● **Material for this task**:
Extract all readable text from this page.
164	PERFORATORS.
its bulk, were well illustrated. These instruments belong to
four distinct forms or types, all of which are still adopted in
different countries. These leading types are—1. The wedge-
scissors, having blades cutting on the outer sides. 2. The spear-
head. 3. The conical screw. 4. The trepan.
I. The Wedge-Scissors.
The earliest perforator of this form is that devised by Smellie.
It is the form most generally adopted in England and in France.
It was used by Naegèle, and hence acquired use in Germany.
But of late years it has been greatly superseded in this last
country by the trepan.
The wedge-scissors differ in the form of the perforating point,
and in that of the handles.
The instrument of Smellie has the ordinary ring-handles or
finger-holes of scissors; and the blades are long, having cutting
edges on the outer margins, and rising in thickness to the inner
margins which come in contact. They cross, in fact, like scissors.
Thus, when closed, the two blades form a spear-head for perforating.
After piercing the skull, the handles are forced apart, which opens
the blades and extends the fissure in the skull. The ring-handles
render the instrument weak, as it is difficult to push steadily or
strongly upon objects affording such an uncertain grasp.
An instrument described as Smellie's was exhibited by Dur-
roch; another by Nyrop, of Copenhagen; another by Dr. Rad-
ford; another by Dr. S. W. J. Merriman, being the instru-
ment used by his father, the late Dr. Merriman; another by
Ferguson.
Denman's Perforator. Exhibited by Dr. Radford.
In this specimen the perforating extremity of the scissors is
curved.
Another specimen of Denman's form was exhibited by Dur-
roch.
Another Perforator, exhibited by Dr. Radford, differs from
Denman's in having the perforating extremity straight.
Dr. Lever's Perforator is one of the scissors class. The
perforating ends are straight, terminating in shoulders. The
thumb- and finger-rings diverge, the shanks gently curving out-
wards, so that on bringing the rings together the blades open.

● **Stated goal**: Your task is to print all of the records exactly.

● **Correct response**:
Extract all readable text from this page.
164	PERFORATORS.
its bulk, were well illustrated. These instruments belong to
four distinct forms or types, all of which are still adopted in
different countries. These leading types are—1. The wedge-
scissors, having blades cutting on the outer sides. 2. The spear-
head. 3. The conical screw. 4. The trepan.
I. The Wedge-Scissors.
The earliest perforator of this form is that devised by Smellie.
It is the form most generally adopted in England and in France.
It was used by Naegèle, and hence acquired use in Germany.
But of late years it has been greatly superseded in this last
country by the trepan.
The wedge-scissors differ in the form of the perforating point,
and in that of the handles.
The instrument of Smellie has the ordinary ring-handles or
finger-holes of scissors; and the blades are long, having cutting
edges on the outer margins, and rising in thickness to the inner
margins which come in contact. They cross, in fact, like scissors.
Thus, when closed, the two blades form a spear-head for perforating.
After piercing the skull, the handles are forced apart, which opens
the blades and extends the fissure in the skull. The ring-handles
render the instrument weak, as it is difficult to push steadily or
strongly upon objects affording such an uncertain grasp.
An instrument described as Smellie's was exhibited by Dur-
roch; another by Nyrop, of Copenhagen; another by Dr. Rad-
ford; another by Dr. S. W. J. Merriman, being the instru-
ment used by his father, the late Dr. Merriman; another by
Ferguson.
Denman's Perforator. Exhibited by Dr. Radford.
In this specimen the perforating extremity of the scissors is
curved.
Another specimen of Denman's form was exhibited by Dur-
roch.
Another Perforator, exhibited by Dr. Radford, differs from
Denman's in having the perforating extremity straight.
Dr. Lever's Perforator is one of the scissors class. The
perforating ends are straight, terminating in shoulders. The
thumb- and finger-rings diverge, the shanks gently curving out-
wards, so that on bringing the rings together the blades open.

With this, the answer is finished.